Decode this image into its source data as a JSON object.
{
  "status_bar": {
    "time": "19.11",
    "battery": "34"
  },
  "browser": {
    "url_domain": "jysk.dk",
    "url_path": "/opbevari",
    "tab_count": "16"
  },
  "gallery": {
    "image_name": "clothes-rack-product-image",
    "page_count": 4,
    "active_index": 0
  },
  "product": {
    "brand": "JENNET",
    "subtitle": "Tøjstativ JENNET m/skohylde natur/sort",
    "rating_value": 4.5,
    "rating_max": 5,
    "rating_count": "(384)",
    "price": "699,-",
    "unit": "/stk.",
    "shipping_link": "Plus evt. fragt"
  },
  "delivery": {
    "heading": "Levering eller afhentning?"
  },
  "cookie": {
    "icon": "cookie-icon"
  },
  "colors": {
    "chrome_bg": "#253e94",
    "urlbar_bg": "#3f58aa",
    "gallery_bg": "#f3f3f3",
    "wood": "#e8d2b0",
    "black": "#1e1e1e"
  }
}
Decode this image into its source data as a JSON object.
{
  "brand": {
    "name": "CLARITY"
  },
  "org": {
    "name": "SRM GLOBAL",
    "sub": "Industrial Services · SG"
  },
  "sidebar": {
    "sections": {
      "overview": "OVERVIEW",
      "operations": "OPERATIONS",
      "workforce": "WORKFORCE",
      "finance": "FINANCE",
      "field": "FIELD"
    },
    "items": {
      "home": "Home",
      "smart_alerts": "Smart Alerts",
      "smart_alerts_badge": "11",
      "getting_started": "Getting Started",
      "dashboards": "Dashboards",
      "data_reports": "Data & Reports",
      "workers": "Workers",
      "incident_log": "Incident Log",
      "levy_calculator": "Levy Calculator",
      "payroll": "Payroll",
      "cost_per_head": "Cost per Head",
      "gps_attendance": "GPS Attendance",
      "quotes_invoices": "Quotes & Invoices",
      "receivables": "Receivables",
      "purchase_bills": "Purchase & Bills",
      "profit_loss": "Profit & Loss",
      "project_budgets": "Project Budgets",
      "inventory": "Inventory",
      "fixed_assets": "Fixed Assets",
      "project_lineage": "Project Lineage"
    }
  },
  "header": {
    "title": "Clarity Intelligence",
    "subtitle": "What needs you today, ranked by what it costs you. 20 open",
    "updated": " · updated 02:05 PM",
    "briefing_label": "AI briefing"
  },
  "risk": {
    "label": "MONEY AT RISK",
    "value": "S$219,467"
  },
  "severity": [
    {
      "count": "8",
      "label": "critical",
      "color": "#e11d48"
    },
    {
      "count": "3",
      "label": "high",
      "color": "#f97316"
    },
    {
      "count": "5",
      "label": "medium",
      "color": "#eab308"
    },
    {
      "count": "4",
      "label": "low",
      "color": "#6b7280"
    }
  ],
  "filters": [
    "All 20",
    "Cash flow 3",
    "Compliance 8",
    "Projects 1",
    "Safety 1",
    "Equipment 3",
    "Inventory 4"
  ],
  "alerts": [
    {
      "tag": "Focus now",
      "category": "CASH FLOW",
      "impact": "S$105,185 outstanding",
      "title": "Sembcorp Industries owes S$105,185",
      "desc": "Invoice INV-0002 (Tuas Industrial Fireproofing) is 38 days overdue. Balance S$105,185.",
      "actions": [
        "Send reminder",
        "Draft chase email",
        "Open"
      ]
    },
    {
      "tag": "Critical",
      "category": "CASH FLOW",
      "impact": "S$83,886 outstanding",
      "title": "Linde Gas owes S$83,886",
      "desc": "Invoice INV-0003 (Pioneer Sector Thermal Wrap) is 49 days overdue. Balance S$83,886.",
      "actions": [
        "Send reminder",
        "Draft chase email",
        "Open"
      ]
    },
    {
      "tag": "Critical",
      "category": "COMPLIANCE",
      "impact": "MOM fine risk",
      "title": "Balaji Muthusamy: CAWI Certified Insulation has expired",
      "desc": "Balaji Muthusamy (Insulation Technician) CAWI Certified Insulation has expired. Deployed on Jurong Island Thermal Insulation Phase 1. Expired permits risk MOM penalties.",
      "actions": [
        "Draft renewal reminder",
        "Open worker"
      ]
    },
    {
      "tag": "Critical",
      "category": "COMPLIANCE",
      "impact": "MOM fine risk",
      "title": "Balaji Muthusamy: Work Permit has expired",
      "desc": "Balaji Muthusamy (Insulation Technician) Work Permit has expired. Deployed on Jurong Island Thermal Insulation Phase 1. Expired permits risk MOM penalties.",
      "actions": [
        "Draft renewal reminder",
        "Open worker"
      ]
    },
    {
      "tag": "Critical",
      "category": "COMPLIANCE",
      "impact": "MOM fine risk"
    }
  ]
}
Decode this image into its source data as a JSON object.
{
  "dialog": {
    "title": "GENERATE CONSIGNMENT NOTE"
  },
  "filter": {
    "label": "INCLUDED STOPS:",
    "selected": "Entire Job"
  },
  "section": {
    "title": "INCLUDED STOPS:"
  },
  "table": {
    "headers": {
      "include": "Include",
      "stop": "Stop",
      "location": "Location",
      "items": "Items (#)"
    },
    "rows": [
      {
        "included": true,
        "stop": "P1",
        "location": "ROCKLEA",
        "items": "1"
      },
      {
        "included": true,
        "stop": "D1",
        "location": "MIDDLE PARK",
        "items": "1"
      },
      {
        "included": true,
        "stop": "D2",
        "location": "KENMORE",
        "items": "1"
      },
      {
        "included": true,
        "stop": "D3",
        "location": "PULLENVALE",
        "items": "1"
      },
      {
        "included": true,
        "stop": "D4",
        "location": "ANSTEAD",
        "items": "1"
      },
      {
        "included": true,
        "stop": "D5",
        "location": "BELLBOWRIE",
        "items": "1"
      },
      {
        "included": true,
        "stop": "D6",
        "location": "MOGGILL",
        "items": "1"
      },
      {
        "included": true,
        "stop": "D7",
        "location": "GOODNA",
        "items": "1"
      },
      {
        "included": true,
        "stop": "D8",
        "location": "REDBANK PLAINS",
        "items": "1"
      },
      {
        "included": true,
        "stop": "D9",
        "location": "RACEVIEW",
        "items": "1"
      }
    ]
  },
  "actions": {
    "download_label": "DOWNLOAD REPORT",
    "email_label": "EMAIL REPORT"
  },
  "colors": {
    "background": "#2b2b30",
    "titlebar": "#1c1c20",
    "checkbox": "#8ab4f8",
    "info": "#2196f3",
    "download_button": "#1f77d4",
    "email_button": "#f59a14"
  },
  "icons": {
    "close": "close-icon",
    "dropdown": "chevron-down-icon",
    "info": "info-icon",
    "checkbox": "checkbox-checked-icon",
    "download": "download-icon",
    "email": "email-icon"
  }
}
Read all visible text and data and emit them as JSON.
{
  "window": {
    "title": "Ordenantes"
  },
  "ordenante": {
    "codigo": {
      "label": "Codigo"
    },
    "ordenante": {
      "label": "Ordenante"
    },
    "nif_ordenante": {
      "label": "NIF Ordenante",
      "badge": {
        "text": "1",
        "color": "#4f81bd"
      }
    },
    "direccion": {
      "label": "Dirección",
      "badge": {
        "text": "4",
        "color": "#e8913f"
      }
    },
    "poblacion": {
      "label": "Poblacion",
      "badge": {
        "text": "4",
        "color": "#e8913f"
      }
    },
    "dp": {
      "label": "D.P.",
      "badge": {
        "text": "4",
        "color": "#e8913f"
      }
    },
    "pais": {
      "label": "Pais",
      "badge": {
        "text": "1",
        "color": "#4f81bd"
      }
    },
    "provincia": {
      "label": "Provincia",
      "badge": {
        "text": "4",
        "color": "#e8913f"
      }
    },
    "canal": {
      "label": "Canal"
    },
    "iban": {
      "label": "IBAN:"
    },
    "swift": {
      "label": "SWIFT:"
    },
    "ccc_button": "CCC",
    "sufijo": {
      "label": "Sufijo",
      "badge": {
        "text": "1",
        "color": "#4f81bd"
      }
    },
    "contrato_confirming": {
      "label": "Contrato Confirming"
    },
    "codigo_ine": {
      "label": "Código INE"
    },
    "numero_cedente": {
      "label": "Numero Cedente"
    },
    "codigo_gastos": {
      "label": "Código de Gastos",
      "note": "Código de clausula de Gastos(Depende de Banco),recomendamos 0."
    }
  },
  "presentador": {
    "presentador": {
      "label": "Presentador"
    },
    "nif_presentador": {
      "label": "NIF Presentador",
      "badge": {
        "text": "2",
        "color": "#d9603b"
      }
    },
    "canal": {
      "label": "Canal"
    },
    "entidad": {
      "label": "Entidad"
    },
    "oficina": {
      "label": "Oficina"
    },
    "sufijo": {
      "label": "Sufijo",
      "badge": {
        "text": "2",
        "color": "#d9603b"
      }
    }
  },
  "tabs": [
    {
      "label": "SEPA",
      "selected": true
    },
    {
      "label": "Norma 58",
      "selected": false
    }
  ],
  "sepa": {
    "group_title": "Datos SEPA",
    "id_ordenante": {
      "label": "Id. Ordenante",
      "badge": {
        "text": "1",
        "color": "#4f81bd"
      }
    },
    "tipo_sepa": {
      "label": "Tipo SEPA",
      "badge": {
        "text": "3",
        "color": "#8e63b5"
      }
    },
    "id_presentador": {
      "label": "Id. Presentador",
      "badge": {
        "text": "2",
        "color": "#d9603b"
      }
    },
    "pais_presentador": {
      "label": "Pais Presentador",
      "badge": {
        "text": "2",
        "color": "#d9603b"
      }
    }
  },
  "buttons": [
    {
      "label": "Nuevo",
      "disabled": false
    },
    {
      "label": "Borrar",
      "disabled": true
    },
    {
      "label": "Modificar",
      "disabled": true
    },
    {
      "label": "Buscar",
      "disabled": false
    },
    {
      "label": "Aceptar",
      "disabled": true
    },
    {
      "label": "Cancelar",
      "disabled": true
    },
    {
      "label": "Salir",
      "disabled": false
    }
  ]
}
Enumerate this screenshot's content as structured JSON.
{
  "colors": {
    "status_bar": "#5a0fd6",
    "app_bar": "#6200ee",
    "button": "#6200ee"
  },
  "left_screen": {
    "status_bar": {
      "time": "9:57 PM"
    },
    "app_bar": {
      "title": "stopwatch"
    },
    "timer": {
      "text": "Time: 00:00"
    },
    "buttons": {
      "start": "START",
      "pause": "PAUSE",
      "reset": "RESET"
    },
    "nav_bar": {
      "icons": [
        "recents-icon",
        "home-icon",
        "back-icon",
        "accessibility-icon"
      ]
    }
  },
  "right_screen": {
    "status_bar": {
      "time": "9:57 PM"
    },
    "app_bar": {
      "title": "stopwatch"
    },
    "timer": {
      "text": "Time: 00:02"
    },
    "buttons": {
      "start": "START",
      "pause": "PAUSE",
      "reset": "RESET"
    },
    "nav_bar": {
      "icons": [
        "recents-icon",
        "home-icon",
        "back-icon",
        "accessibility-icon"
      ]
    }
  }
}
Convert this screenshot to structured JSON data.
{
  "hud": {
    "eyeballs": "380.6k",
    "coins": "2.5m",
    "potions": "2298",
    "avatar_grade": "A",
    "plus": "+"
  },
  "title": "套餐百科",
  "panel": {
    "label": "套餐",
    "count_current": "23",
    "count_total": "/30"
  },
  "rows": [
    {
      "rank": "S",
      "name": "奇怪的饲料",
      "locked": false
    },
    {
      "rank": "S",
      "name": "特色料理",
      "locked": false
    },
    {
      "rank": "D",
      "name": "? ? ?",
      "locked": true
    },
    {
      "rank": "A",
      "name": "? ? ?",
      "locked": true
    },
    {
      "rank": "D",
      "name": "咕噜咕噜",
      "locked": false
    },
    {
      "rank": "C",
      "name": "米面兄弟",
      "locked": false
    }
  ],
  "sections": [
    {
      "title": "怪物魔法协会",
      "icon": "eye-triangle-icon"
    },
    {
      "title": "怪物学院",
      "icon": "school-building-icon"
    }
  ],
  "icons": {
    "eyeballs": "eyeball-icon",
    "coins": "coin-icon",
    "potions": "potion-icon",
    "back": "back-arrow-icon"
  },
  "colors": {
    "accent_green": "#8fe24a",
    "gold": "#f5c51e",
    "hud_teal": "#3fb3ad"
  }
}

### [What you are asked to do]
Set out every line from the material that contains the string "Deployed".

### [Solution to the problem]
      "desc": "Balaji Muthusamy (Insulation Technician) CAWI Certified Insulation has expired. Deployed on Jurong Island Thermal Insulation Phase 1. Expired permits risk MOM penalties.",
      "desc": "Balaji Muthusamy (Insulation Technician) Work Permit has expired. Deployed on Jurong Island Thermal Insulation Phase 1. Expired permits risk MOM penalties.",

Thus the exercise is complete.